_Written exercise_. Reproduce each line that includes the word "said".

_Entries_.

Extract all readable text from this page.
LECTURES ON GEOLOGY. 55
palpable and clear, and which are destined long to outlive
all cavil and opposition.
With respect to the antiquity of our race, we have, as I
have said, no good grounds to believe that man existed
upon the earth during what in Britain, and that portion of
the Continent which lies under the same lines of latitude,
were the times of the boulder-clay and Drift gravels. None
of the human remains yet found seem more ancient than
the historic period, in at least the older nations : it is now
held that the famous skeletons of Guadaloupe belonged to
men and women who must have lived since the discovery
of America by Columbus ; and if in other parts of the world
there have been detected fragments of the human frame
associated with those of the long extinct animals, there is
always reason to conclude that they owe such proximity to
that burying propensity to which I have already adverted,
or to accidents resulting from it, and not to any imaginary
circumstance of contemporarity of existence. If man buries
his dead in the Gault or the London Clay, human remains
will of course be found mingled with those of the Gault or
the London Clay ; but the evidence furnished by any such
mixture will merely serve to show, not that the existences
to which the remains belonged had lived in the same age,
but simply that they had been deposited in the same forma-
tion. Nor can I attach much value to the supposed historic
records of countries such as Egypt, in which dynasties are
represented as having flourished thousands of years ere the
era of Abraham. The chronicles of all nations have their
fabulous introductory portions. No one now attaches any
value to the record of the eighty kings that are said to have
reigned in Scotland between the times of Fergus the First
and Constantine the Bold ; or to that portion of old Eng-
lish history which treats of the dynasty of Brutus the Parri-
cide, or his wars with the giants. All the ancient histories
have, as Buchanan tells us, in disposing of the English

_Exercise solution_.
have said, no good grounds to believe that man existed
value to the record of the eighty kings that are said to have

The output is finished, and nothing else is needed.